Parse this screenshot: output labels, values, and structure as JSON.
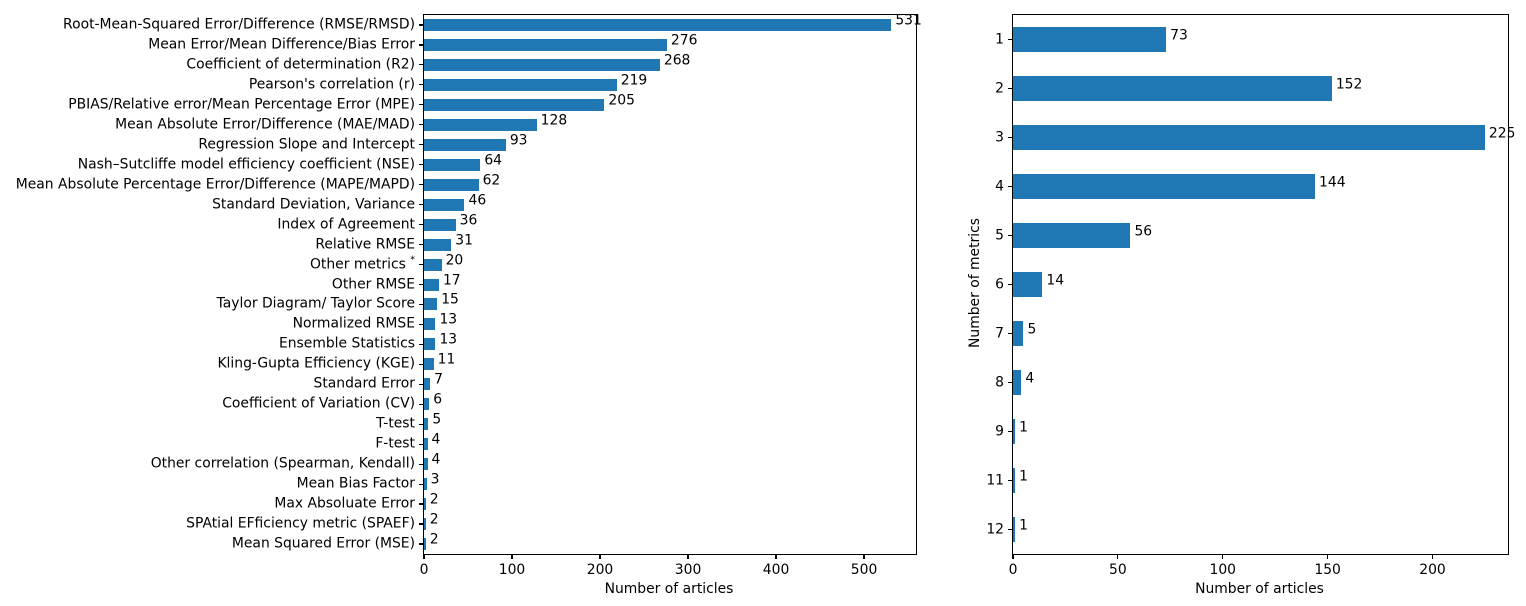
{
  "figure": {
    "background_color": "#ffffff",
    "bar_color": "#1f77b4",
    "text_color": "#000000",
    "axis_color": "#000000"
  },
  "chart_data": [
    {
      "type": "bar",
      "orientation": "horizontal",
      "title": "",
      "xlabel": "Number of articles",
      "ylabel": "",
      "categories": [
        "Root-Mean-Squared Error/Difference (RMSE/RMSD)",
        "Mean Error/Mean Difference/Bias Error",
        "Coefficient of determination (R2)",
        "Pearson's correlation (r)",
        "PBIAS/Relative error/Mean Percentage Error (MPE)",
        "Mean Absolute Error/Difference (MAE/MAD)",
        "Regression Slope and Intercept",
        "Nash–Sutcliffe model efficiency coefficient (NSE)",
        "Mean Absolute Percentage Error/Difference (MAPE/MAPD)",
        "Standard Deviation, Variance",
        "Index of Agreement",
        "Relative RMSE",
        "Other metrics *",
        "Other RMSE",
        "Taylor Diagram/ Taylor Score",
        "Normalized RMSE",
        "Ensemble Statistics",
        "Kling-Gupta Efficiency (KGE)",
        "Standard Error",
        "Coefficient of Variation (CV)",
        "T-test",
        "F-test",
        "Other correlation (Spearman, Kendall)",
        "Mean Bias Factor",
        "Max Absoluate Error",
        "SPAtial EFficiency metric (SPAEF)",
        "Mean Squared Error (MSE)"
      ],
      "values": [
        531,
        276,
        268,
        219,
        205,
        128,
        93,
        64,
        62,
        46,
        36,
        31,
        20,
        17,
        15,
        13,
        13,
        11,
        7,
        6,
        5,
        4,
        4,
        3,
        2,
        2,
        2
      ],
      "value_labels_shown": true,
      "xlim": [
        0,
        559
      ],
      "xticks": [
        0,
        100,
        200,
        300,
        400,
        500
      ],
      "grid": false,
      "legend": "none"
    },
    {
      "type": "bar",
      "orientation": "horizontal",
      "title": "",
      "xlabel": "Number of articles",
      "ylabel": "Number of metrics",
      "categories": [
        "1",
        "2",
        "3",
        "4",
        "5",
        "6",
        "7",
        "8",
        "9",
        "11",
        "12"
      ],
      "values": [
        73,
        152,
        225,
        144,
        56,
        14,
        5,
        4,
        1,
        1,
        1
      ],
      "value_labels_shown": true,
      "xlim": [
        0,
        236
      ],
      "xticks": [
        0,
        50,
        100,
        150,
        200
      ],
      "grid": false,
      "legend": "none"
    }
  ]
}
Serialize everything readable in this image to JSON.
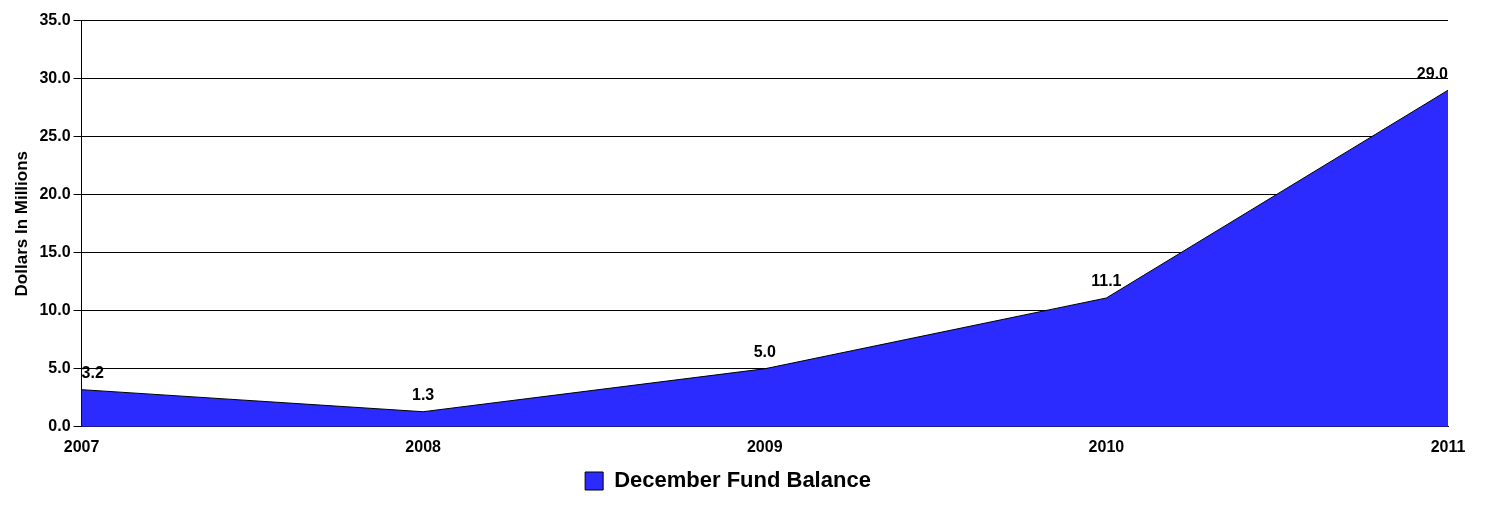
{
  "chart_data": {
    "type": "area",
    "ylabel": "Dollars In Millions",
    "categories": [
      "2007",
      "2008",
      "2009",
      "2010",
      "2011"
    ],
    "series": [
      {
        "name": "December Fund Balance",
        "color": "#2b2bff",
        "values": [
          3.2,
          1.3,
          5.0,
          11.1,
          29.0
        ],
        "value_labels": [
          "3.2",
          "1.3",
          "5.0",
          "11.1",
          "29.0"
        ]
      }
    ],
    "ylim": [
      0,
      35
    ],
    "yticks": [
      {
        "value": 0,
        "label": "0.0"
      },
      {
        "value": 5,
        "label": "5.0"
      },
      {
        "value": 10,
        "label": "10.0"
      },
      {
        "value": 15,
        "label": "15.0"
      },
      {
        "value": 20,
        "label": "20.0"
      },
      {
        "value": 25,
        "label": "25.0"
      },
      {
        "value": 30,
        "label": "30.0"
      },
      {
        "value": 35,
        "label": "35.0"
      }
    ],
    "grid": "y",
    "legend": "bottom"
  }
}
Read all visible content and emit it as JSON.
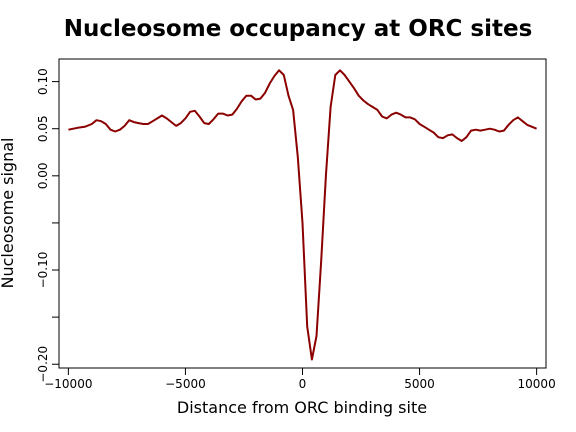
{
  "chart_data": {
    "type": "line",
    "title": "Nucleosome occupancy at ORC sites",
    "xlabel": "Distance from ORC binding site",
    "ylabel": "Nucleosome signal",
    "xlim": [
      -10400,
      10400
    ],
    "ylim": [
      -0.204,
      0.124
    ],
    "x_ticks": [
      -10000,
      -5000,
      0,
      5000,
      10000
    ],
    "x_tick_labels": [
      "−10000",
      "−5000",
      "0",
      "5000",
      "10000"
    ],
    "y_ticks": [
      -0.2,
      -0.15,
      -0.1,
      -0.05,
      0.0,
      0.05,
      0.1
    ],
    "y_tick_labels": [
      "−0.20",
      "",
      "−0.10",
      "",
      "0.00",
      "0.05",
      "0.10"
    ],
    "grid": false,
    "line_color": "#8b0000",
    "series": [
      {
        "x": [
          -10000,
          -9600,
          -9300,
          -9000,
          -8800,
          -8600,
          -8400,
          -8200,
          -8000,
          -7800,
          -7600,
          -7400,
          -7200,
          -7000,
          -6800,
          -6600,
          -6400,
          -6200,
          -6000,
          -5800,
          -5600,
          -5400,
          -5200,
          -5000,
          -4800,
          -4600,
          -4400,
          -4200,
          -4000,
          -3800,
          -3600,
          -3400,
          -3200,
          -3000,
          -2800,
          -2600,
          -2400,
          -2200,
          -2000,
          -1800,
          -1600,
          -1400,
          -1200,
          -1000,
          -800,
          -600,
          -400,
          -200,
          0,
          200,
          400,
          600,
          800,
          1000,
          1200,
          1400,
          1600,
          1800,
          2000,
          2200,
          2400,
          2600,
          2800,
          3000,
          3200,
          3400,
          3600,
          3800,
          4000,
          4200,
          4400,
          4600,
          4800,
          5000,
          5200,
          5400,
          5600,
          5800,
          6000,
          6200,
          6400,
          6600,
          6800,
          7000,
          7200,
          7400,
          7600,
          7800,
          8000,
          8200,
          8400,
          8600,
          8800,
          9000,
          9200,
          9400,
          9600,
          9800,
          10000
        ],
        "values": [
          0.049,
          0.051,
          0.052,
          0.055,
          0.059,
          0.058,
          0.055,
          0.049,
          0.047,
          0.049,
          0.053,
          0.059,
          0.057,
          0.056,
          0.055,
          0.055,
          0.058,
          0.061,
          0.064,
          0.061,
          0.057,
          0.053,
          0.056,
          0.061,
          0.068,
          0.069,
          0.063,
          0.056,
          0.055,
          0.06,
          0.066,
          0.066,
          0.064,
          0.065,
          0.071,
          0.079,
          0.085,
          0.085,
          0.081,
          0.082,
          0.088,
          0.098,
          0.106,
          0.112,
          0.107,
          0.085,
          0.07,
          0.02,
          -0.05,
          -0.16,
          -0.195,
          -0.17,
          -0.09,
          0.0,
          0.073,
          0.107,
          0.112,
          0.107,
          0.1,
          0.093,
          0.085,
          0.08,
          0.076,
          0.073,
          0.07,
          0.063,
          0.061,
          0.065,
          0.067,
          0.065,
          0.062,
          0.062,
          0.06,
          0.055,
          0.052,
          0.049,
          0.046,
          0.041,
          0.04,
          0.043,
          0.044,
          0.04,
          0.037,
          0.041,
          0.048,
          0.049,
          0.048,
          0.049,
          0.05,
          0.049,
          0.047,
          0.048,
          0.054,
          0.059,
          0.062,
          0.058,
          0.054,
          0.052,
          0.05
        ]
      }
    ]
  }
}
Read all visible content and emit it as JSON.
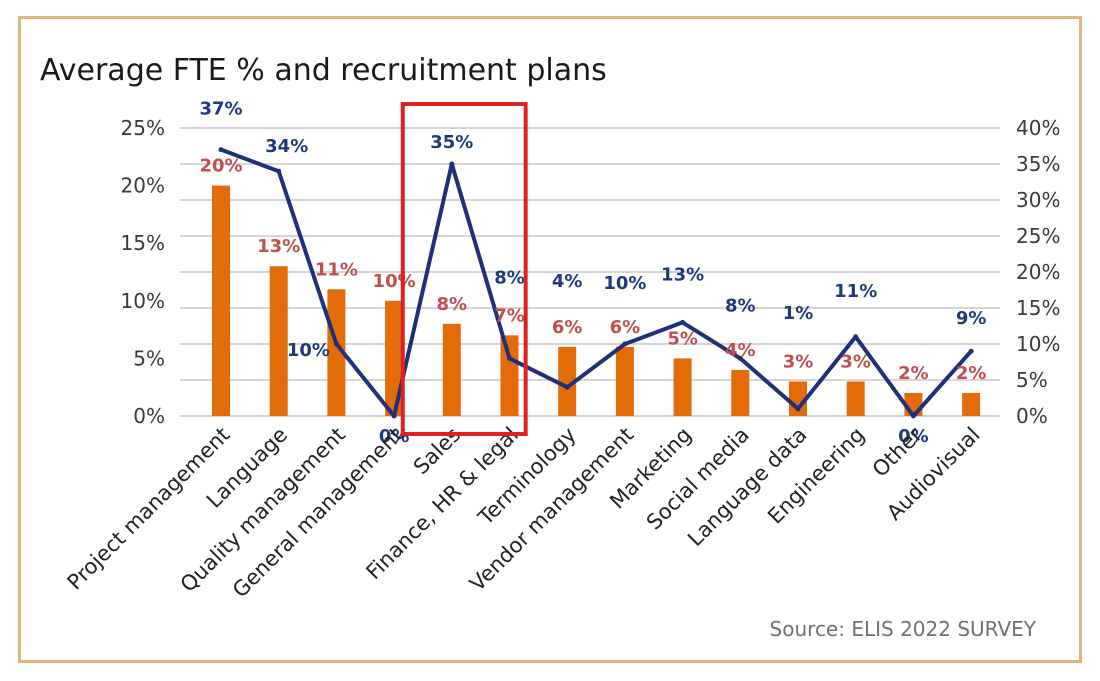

**The request:** Reproduce the material above in full, exactly, with no images.

**Result for this exercise:**
Parse this screenshot: output labels, values, and structure as JSON.
{
  "figure": {
    "background_color": "#ffffff",
    "bar_color": "#1f77b4",
    "text_color": "#000000",
    "axis_color": "#000000"
  },
  "chart_data": [
    {
      "type": "bar",
      "orientation": "horizontal",
      "title": "",
      "xlabel": "Number of articles",
      "ylabel": "",
      "categories": [
        "Root-Mean-Squared Error/Difference (RMSE/RMSD)",
        "Mean Error/Mean Difference/Bias Error",
        "Coefficient of determination (R2)",
        "Pearson's correlation (r)",
        "PBIAS/Relative error/Mean Percentage Error (MPE)",
        "Mean Absolute Error/Difference (MAE/MAD)",
        "Regression Slope and Intercept",
        "Nash–Sutcliffe model efficiency coefficient (NSE)",
        "Mean Absolute Percentage Error/Difference (MAPE/MAPD)",
        "Standard Deviation, Variance",
        "Index of Agreement",
        "Relative RMSE",
        "Other metrics *",
        "Other RMSE",
        "Taylor Diagram/ Taylor Score",
        "Normalized RMSE",
        "Ensemble Statistics",
        "Kling-Gupta Efficiency (KGE)",
        "Standard Error",
        "Coefficient of Variation (CV)",
        "T-test",
        "F-test",
        "Other correlation (Spearman, Kendall)",
        "Mean Bias Factor",
        "Max Absoluate Error",
        "SPAtial EFficiency metric (SPAEF)",
        "Mean Squared Error (MSE)"
      ],
      "values": [
        531,
        276,
        268,
        219,
        205,
        128,
        93,
        64,
        62,
        46,
        36,
        31,
        20,
        17,
        15,
        13,
        13,
        11,
        7,
        6,
        5,
        4,
        4,
        3,
        2,
        2,
        2
      ],
      "value_labels_shown": true,
      "xlim": [
        0,
        559
      ],
      "xticks": [
        0,
        100,
        200,
        300,
        400,
        500
      ],
      "grid": false,
      "legend": "none"
    },
    {
      "type": "bar",
      "orientation": "horizontal",
      "title": "",
      "xlabel": "Number of articles",
      "ylabel": "Number of metrics",
      "categories": [
        "1",
        "2",
        "3",
        "4",
        "5",
        "6",
        "7",
        "8",
        "9",
        "11",
        "12"
      ],
      "values": [
        73,
        152,
        225,
        144,
        56,
        14,
        5,
        4,
        1,
        1,
        1
      ],
      "value_labels_shown": true,
      "xlim": [
        0,
        236
      ],
      "xticks": [
        0,
        50,
        100,
        150,
        200
      ],
      "grid": false,
      "legend": "none"
    }
  ]
}
Serialize everything readable in this image to JSON.
{
  "chart_data": {
    "type": "area",
    "ylabel": "Dollars In Millions",
    "categories": [
      "2007",
      "2008",
      "2009",
      "2010",
      "2011"
    ],
    "series": [
      {
        "name": "December Fund Balance",
        "color": "#2b2bff",
        "values": [
          3.2,
          1.3,
          5.0,
          11.1,
          29.0
        ],
        "value_labels": [
          "3.2",
          "1.3",
          "5.0",
          "11.1",
          "29.0"
        ]
      }
    ],
    "ylim": [
      0,
      35
    ],
    "yticks": [
      {
        "value": 0,
        "label": "0.0"
      },
      {
        "value": 5,
        "label": "5.0"
      },
      {
        "value": 10,
        "label": "10.0"
      },
      {
        "value": 15,
        "label": "15.0"
      },
      {
        "value": 20,
        "label": "20.0"
      },
      {
        "value": 25,
        "label": "25.0"
      },
      {
        "value": 30,
        "label": "30.0"
      },
      {
        "value": 35,
        "label": "35.0"
      }
    ],
    "grid": "y",
    "legend": "bottom"
  }
}
Read all visible content and emit it as JSON.
{
  "chart_data": {
    "type": "line",
    "title": "Nucleosome occupancy at ORC sites",
    "xlabel": "Distance from ORC binding site",
    "ylabel": "Nucleosome signal",
    "xlim": [
      -10400,
      10400
    ],
    "ylim": [
      -0.204,
      0.124
    ],
    "x_ticks": [
      -10000,
      -5000,
      0,
      5000,
      10000
    ],
    "x_tick_labels": [
      "−10000",
      "−5000",
      "0",
      "5000",
      "10000"
    ],
    "y_ticks": [
      -0.2,
      -0.15,
      -0.1,
      -0.05,
      0.0,
      0.05,
      0.1
    ],
    "y_tick_labels": [
      "−0.20",
      "",
      "−0.10",
      "",
      "0.00",
      "0.05",
      "0.10"
    ],
    "grid": false,
    "line_color": "#8b0000",
    "series": [
      {
        "x": [
          -10000,
          -9600,
          -9300,
          -9000,
          -8800,
          -8600,
          -8400,
          -8200,
          -8000,
          -7800,
          -7600,
          -7400,
          -7200,
          -7000,
          -6800,
          -6600,
          -6400,
          -6200,
          -6000,
          -5800,
          -5600,
          -5400,
          -5200,
          -5000,
          -4800,
          -4600,
          -4400,
          -4200,
          -4000,
          -3800,
          -3600,
          -3400,
          -3200,
          -3000,
          -2800,
          -2600,
          -2400,
          -2200,
          -2000,
          -1800,
          -1600,
          -1400,
          -1200,
          -1000,
          -800,
          -600,
          -400,
          -200,
          0,
          200,
          400,
          600,
          800,
          1000,
          1200,
          1400,
          1600,
          1800,
          2000,
          2200,
          2400,
          2600,
          2800,
          3000,
          3200,
          3400,
          3600,
          3800,
          4000,
          4200,
          4400,
          4600,
          4800,
          5000,
          5200,
          5400,
          5600,
          5800,
          6000,
          6200,
          6400,
          6600,
          6800,
          7000,
          7200,
          7400,
          7600,
          7800,
          8000,
          8200,
          8400,
          8600,
          8800,
          9000,
          9200,
          9400,
          9600,
          9800,
          10000
        ],
        "values": [
          0.049,
          0.051,
          0.052,
          0.055,
          0.059,
          0.058,
          0.055,
          0.049,
          0.047,
          0.049,
          0.053,
          0.059,
          0.057,
          0.056,
          0.055,
          0.055,
          0.058,
          0.061,
          0.064,
          0.061,
          0.057,
          0.053,
          0.056,
          0.061,
          0.068,
          0.069,
          0.063,
          0.056,
          0.055,
          0.06,
          0.066,
          0.066,
          0.064,
          0.065,
          0.071,
          0.079,
          0.085,
          0.085,
          0.081,
          0.082,
          0.088,
          0.098,
          0.106,
          0.112,
          0.107,
          0.085,
          0.07,
          0.02,
          -0.05,
          -0.16,
          -0.195,
          -0.17,
          -0.09,
          0.0,
          0.073,
          0.107,
          0.112,
          0.107,
          0.1,
          0.093,
          0.085,
          0.08,
          0.076,
          0.073,
          0.07,
          0.063,
          0.061,
          0.065,
          0.067,
          0.065,
          0.062,
          0.062,
          0.06,
          0.055,
          0.052,
          0.049,
          0.046,
          0.041,
          0.04,
          0.043,
          0.044,
          0.04,
          0.037,
          0.041,
          0.048,
          0.049,
          0.048,
          0.049,
          0.05,
          0.049,
          0.047,
          0.048,
          0.054,
          0.059,
          0.062,
          0.058,
          0.054,
          0.052,
          0.05
        ]
      }
    ]
  }
}
Read all visible content and emit it as JSON.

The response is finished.